• Bahan Tugas:
>>>>>

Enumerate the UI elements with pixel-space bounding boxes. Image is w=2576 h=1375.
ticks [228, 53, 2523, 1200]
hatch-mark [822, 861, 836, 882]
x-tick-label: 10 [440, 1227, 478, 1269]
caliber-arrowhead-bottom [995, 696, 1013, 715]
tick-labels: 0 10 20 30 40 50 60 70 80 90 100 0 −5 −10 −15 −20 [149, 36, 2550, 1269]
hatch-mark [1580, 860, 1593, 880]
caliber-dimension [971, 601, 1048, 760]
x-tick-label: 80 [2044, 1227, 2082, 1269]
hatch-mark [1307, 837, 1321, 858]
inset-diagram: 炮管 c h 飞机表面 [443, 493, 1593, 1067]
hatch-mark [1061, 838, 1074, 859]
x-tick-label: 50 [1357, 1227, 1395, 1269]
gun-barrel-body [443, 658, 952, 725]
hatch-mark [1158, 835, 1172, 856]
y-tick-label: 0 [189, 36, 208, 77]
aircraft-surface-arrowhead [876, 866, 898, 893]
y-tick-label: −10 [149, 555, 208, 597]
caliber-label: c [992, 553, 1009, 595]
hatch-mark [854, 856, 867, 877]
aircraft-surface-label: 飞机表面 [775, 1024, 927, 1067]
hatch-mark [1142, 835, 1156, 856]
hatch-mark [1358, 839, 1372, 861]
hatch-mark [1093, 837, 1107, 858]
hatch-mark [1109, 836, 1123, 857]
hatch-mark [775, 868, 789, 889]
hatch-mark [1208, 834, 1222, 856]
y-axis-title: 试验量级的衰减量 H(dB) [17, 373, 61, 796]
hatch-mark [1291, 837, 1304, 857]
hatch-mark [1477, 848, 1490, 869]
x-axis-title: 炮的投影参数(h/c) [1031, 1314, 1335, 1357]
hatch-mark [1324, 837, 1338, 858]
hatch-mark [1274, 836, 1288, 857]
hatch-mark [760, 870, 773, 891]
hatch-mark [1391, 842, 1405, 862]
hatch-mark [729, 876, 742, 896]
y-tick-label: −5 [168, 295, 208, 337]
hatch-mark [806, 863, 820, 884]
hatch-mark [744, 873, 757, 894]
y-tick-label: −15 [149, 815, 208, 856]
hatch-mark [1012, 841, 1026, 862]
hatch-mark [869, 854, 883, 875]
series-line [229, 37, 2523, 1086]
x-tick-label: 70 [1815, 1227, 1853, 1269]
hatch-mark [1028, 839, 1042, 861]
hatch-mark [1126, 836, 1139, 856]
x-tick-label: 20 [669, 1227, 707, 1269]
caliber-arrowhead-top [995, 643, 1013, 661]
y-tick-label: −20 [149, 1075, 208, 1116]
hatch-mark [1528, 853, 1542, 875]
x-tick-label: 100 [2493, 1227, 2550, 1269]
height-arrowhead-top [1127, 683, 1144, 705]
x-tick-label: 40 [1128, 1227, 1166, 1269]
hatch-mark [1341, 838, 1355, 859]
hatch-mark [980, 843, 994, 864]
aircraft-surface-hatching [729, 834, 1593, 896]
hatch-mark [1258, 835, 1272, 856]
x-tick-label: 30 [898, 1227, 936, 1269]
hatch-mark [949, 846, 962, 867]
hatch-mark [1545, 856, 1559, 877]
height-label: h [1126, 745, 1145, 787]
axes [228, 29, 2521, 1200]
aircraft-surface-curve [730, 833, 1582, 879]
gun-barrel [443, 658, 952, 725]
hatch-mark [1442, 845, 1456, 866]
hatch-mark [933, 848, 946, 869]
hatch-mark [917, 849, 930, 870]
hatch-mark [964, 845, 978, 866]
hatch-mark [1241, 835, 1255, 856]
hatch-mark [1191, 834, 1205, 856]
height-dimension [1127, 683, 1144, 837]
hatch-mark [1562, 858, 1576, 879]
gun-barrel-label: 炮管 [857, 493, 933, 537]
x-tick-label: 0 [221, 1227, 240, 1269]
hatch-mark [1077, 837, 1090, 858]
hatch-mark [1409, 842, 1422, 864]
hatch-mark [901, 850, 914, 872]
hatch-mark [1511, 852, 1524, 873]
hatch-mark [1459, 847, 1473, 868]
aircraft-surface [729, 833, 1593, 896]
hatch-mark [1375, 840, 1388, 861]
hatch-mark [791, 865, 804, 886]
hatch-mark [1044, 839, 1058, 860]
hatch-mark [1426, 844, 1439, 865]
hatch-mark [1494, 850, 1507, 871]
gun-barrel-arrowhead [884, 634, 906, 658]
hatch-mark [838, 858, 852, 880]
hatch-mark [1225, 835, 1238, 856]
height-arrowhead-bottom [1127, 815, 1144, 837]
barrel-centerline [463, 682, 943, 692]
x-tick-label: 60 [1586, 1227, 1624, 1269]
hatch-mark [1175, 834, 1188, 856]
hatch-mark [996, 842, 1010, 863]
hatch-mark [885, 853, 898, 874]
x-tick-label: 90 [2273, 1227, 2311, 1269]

<<<<<

Tolong salin tanpa perubahan baris-baris entri dari awal sampai baris yang memuat "hatch-mark [854, 856, 867, 877]", termasuk baris itu sendiri.

Enumerate the UI elements with pixel-space bounding boxes. Image is w=2576 h=1375.
ticks [228, 53, 2523, 1200]
hatch-mark [822, 861, 836, 882]
x-tick-label: 10 [440, 1227, 478, 1269]
caliber-arrowhead-bottom [995, 696, 1013, 715]
tick-labels: 0 10 20 30 40 50 60 70 80 90 100 0 −5 −10 −15 −20 [149, 36, 2550, 1269]
hatch-mark [1580, 860, 1593, 880]
caliber-dimension [971, 601, 1048, 760]
x-tick-label: 80 [2044, 1227, 2082, 1269]
hatch-mark [1307, 837, 1321, 858]
inset-diagram: 炮管 c h 飞机表面 [443, 493, 1593, 1067]
hatch-mark [1061, 838, 1074, 859]
x-tick-label: 50 [1357, 1227, 1395, 1269]
gun-barrel-body [443, 658, 952, 725]
hatch-mark [1158, 835, 1172, 856]
y-tick-label: 0 [189, 36, 208, 77]
aircraft-surface-arrowhead [876, 866, 898, 893]
y-tick-label: −10 [149, 555, 208, 597]
caliber-label: c [992, 553, 1009, 595]
hatch-mark [854, 856, 867, 877]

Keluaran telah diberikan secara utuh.